Stated exercise – Each entry below should be returned exactly as is, with the pictures removed.

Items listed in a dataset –
▶

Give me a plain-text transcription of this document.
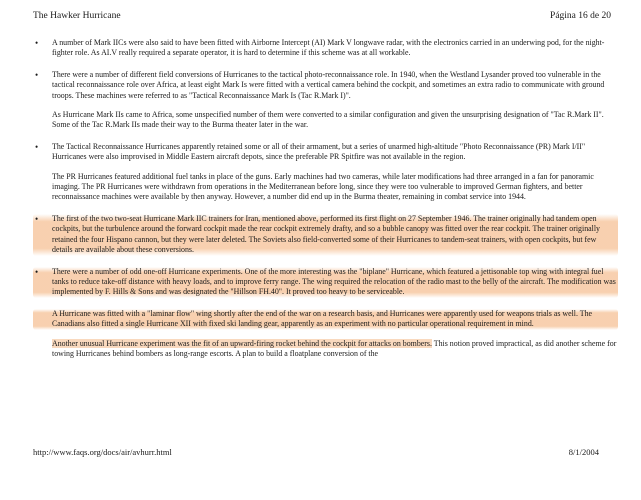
The Hawker Hurricane	Página 16 de 20

• A number of Mark IICs were also said to have been fitted with Airborne Intercept (AI) Mark V longwave radar, with the electronics carried in an underwing pod, for the night-fighter role. As AI.V really required a separate operator, it is hard to determine if this scheme was at all workable.

• There were a number of different field conversions of Hurricanes to the tactical photo-reconnaissance role. In 1940, when the Westland Lysander proved too vulnerable in the tactical reconnaissance role over Africa, at least eight Mark Is were fitted with a vertical camera behind the cockpit, and sometimes an extra radio to communicate with ground troops. These machines were referred to as "Tactical Reconnaissance Mark Is (Tac R.Mark I)".

As Hurricane Mark IIs came to Africa, some unspecified number of them were converted to a similar configuration and given the unsurprising designation of "Tac R.Mark II". Some of the Tac R.Mark IIs made their way to the Burma theater later in the war.

• The Tactical Reconnaissance Hurricanes apparently retained some or all of their armament, but a series of unarmed high-altitude "Photo Reconnaissance (PR) Mark I/II" Hurricanes were also improvised in Middle Eastern aircraft depots, since the preferable PR Spitfire was not available in the region.

The PR Hurricanes featured additional fuel tanks in place of the guns. Early machines had two cameras, while later modifications had three arranged in a fan for panoramic imaging. The PR Hurricanes were withdrawn from operations in the Mediterranean before long, since they were too vulnerable to improved German fighters, and better reconnaissance machines were available by then anyway. However, a number did end up in the Burma theater, remaining in combat service into 1944.

• The first of the two two-seat Hurricane Mark IIC trainers for Iran, mentioned above, performed its first flight on 27 September 1946. The trainer originally had tandem open cockpits, but the turbulence around the forward cockpit made the rear cockpit extremely drafty, and so a bubble canopy was fitted over the rear cockpit. The trainer originally retained the four Hispano cannon, but they were later deleted. The Soviets also field-converted some of their Hurricanes to tandem-seat trainers, with open cockpits, but few details are available about these conversions.

• There were a number of odd one-off Hurricane experiments. One of the more interesting was the "biplane" Hurricane, which featured a jettisonable top wing with integral fuel tanks to reduce take-off distance with heavy loads, and to improve ferry range. The wing required the relocation of the radio mast to the belly of the aircraft. The modification was implemented by F. Hills & Sons and was designated the "Hillson FH.40". It proved too heavy to be serviceable.

A Hurricane was fitted with a "laminar flow" wing shortly after the end of the war on a research basis, and Hurricanes were apparently used for weapons trials as well. The Canadians also fitted a single Hurricane XII with fixed ski landing gear, apparently as an experiment with no particular operational requirement in mind.

Another unusual Hurricane experiment was the fit of an upward-firing rocket behind the cockpit for attacks on bombers. This notion proved impractical, as did another scheme for towing Hurricanes behind bombers as long-range escorts. A plan to build a floatplane conversion of the

http://www.faqs.org/docs/air/avhurr.html	8/1/2004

◀

Worked answer –
Give me a plain-text transcription of this document.
The Hawker Hurricane	Página 16 de 20

• A number of Mark IICs were also said to have been fitted with Airborne Intercept (AI) Mark V longwave radar, with the electronics carried in an underwing pod, for the night-fighter role. As AI.V really required a separate operator, it is hard to determine if this scheme was at all workable.

• There were a number of different field conversions of Hurricanes to the tactical photo-reconnaissance role. In 1940, when the Westland Lysander proved too vulnerable in the tactical reconnaissance role over Africa, at least eight Mark Is were fitted with a vertical camera behind the cockpit, and sometimes an extra radio to communicate with ground troops. These machines were referred to as "Tactical Reconnaissance Mark Is (Tac R.Mark I)".

As Hurricane Mark IIs came to Africa, some unspecified number of them were converted to a similar configuration and given the unsurprising designation of "Tac R.Mark II". Some of the Tac R.Mark IIs made their way to the Burma theater later in the war.

• The Tactical Reconnaissance Hurricanes apparently retained some or all of their armament, but a series of unarmed high-altitude "Photo Reconnaissance (PR) Mark I/II" Hurricanes were also improvised in Middle Eastern aircraft depots, since the preferable PR Spitfire was not available in the region.

The PR Hurricanes featured additional fuel tanks in place of the guns. Early machines had two cameras, while later modifications had three arranged in a fan for panoramic imaging. The PR Hurricanes were withdrawn from operations in the Mediterranean before long, since they were too vulnerable to improved German fighters, and better reconnaissance machines were available by then anyway. However, a number did end up in the Burma theater, remaining in combat service into 1944.

• The first of the two two-seat Hurricane Mark IIC trainers for Iran, mentioned above, performed its first flight on 27 September 1946. The trainer originally had tandem open cockpits, but the turbulence around the forward cockpit made the rear cockpit extremely drafty, and so a bubble canopy was fitted over the rear cockpit. The trainer originally retained the four Hispano cannon, but they were later deleted. The Soviets also field-converted some of their Hurricanes to tandem-seat trainers, with open cockpits, but few details are available about these conversions.

• There were a number of odd one-off Hurricane experiments. One of the more interesting was the "biplane" Hurricane, which featured a jettisonable top wing with integral fuel tanks to reduce take-off distance with heavy loads, and to improve ferry range. The wing required the relocation of the radio mast to the belly of the aircraft. The modification was implemented by F. Hills & Sons and was designated the "Hillson FH.40". It proved too heavy to be serviceable.

A Hurricane was fitted with a "laminar flow" wing shortly after the end of the war on a research basis, and Hurricanes were apparently used for weapons trials as well. The Canadians also fitted a single Hurricane XII with fixed ski landing gear, apparently as an experiment with no particular operational requirement in mind.

Another unusual Hurricane experiment was the fit of an upward-firing rocket behind the cockpit for attacks on bombers. This notion proved impractical, as did another scheme for towing Hurricanes behind bombers as long-range escorts. A plan to build a floatplane conversion of the

http://www.faqs.org/docs/air/avhurr.html	8/1/2004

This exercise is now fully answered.